Brief => Please list all lines of the material below in which the string "JSON" occurs.

Extracted entries =>
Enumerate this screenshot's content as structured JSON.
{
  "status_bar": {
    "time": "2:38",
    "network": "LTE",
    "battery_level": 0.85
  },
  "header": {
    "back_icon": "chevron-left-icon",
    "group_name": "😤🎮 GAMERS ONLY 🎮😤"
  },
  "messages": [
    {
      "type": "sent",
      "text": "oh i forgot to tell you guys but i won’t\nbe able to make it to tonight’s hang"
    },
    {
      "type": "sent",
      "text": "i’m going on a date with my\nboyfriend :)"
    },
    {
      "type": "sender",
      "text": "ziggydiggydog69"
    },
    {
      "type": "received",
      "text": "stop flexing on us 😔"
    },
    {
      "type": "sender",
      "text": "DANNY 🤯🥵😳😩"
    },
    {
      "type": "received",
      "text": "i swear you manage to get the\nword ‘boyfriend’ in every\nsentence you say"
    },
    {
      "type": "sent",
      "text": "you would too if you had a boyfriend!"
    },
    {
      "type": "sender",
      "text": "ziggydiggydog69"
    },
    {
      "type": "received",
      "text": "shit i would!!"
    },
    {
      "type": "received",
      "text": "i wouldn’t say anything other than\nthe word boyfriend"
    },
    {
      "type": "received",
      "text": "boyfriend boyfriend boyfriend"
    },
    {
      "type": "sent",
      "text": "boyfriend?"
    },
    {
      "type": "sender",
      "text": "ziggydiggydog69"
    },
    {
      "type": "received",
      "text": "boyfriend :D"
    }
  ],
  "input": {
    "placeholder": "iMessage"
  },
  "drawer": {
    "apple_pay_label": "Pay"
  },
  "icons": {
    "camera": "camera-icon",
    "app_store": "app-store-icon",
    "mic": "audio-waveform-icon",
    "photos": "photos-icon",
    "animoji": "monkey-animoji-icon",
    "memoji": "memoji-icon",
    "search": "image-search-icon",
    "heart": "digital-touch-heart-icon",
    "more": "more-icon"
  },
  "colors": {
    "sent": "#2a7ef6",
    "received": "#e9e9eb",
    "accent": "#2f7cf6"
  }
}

==

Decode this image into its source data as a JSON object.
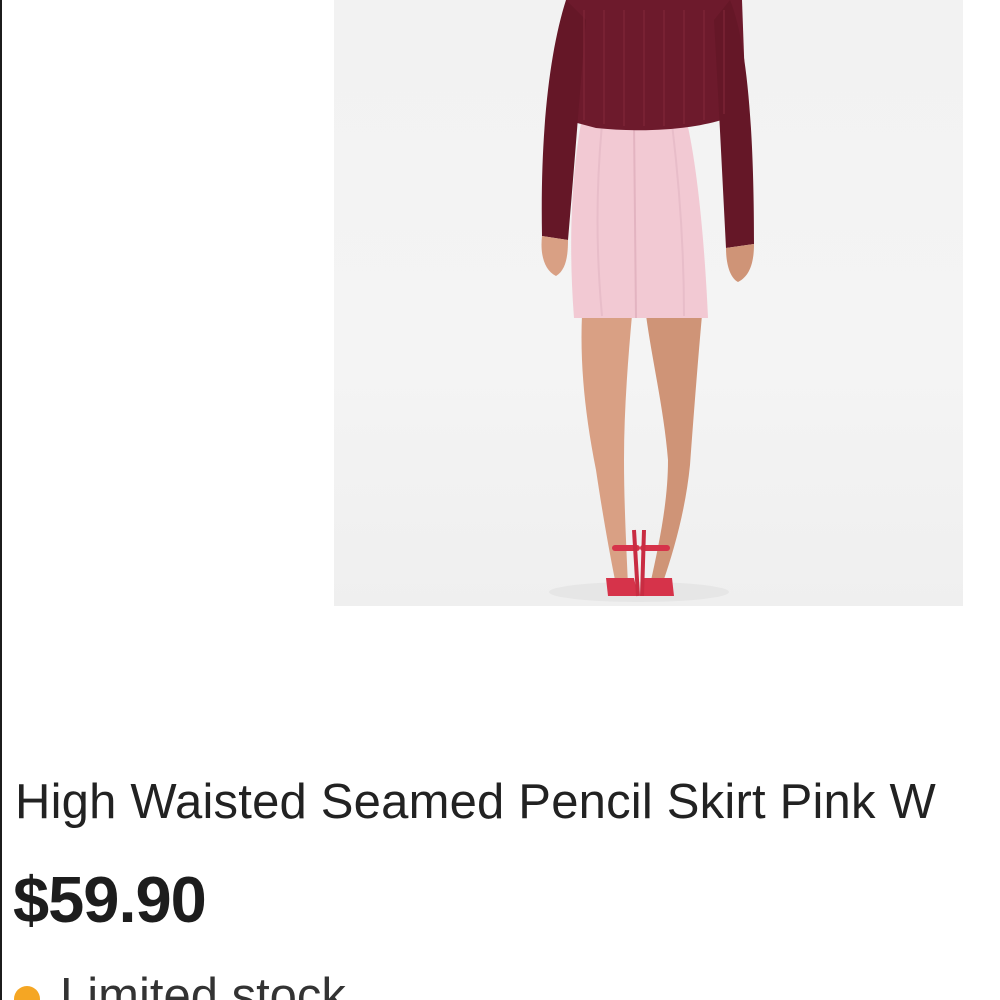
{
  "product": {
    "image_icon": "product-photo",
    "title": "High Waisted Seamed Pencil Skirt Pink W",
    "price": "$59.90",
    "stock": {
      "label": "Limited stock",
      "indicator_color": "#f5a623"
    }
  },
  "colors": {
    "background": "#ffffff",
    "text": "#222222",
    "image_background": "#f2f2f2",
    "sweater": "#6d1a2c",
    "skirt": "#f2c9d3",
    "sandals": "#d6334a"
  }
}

Complete output =>
Enumerate this screenshot's content as structured JSON.
Decode this image into its source data as a JSON object.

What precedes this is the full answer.